## Exercise instructions
Spot each line that carries the word "exam"; copy those lines.

= = =

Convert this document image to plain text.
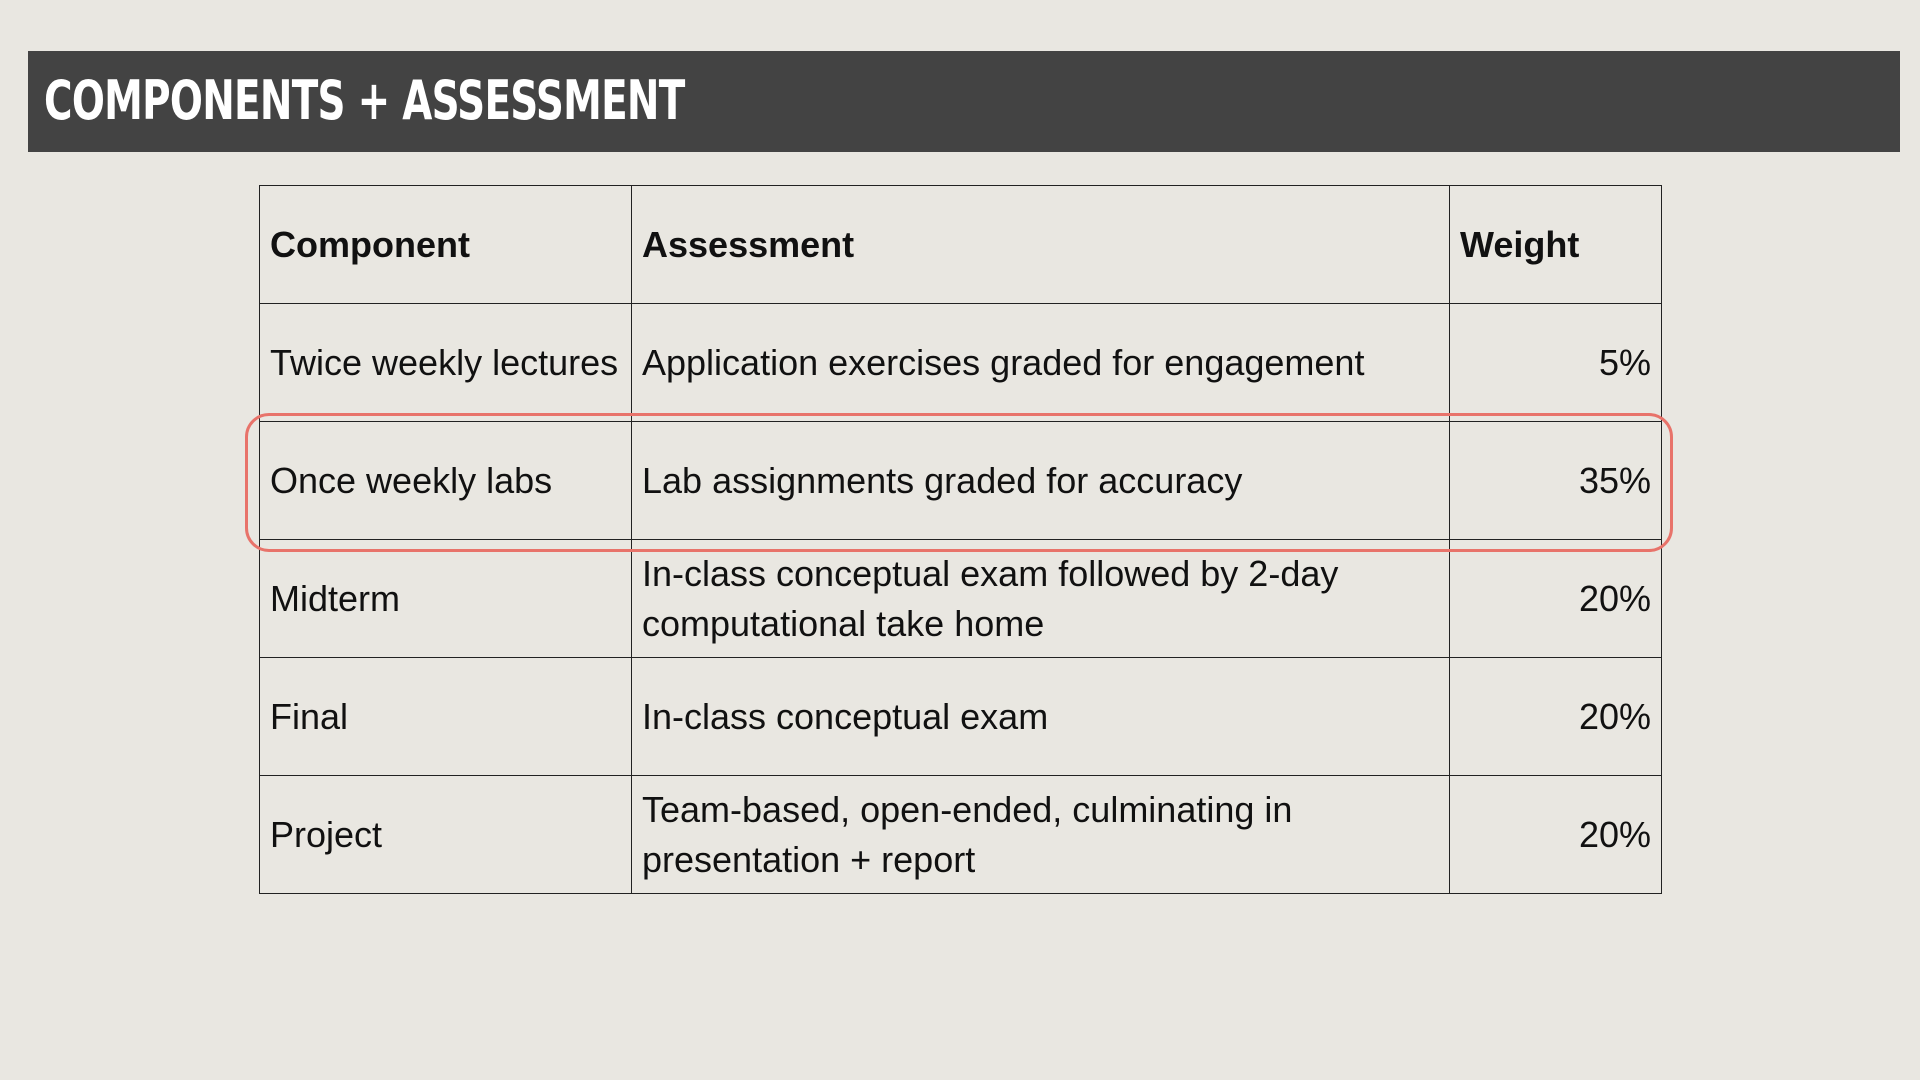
COMPONENTS + ASSESSMENT
Component	Assessment	Weight
Twice weekly lectures	Application exercises graded for engagement	5%
Once weekly labs	Lab assignments graded for accuracy	35%
Midterm	In-class conceptual exam followed by 2-day computational take home	20%
Final	In-class conceptual exam	20%
Project	Team-based, open-ended, culminating in presentation + report	20%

= = =

## Solution to the problem
Midterm	In-class conceptual exam followed by 2-day computational take home	20%
Final	In-class conceptual exam	20%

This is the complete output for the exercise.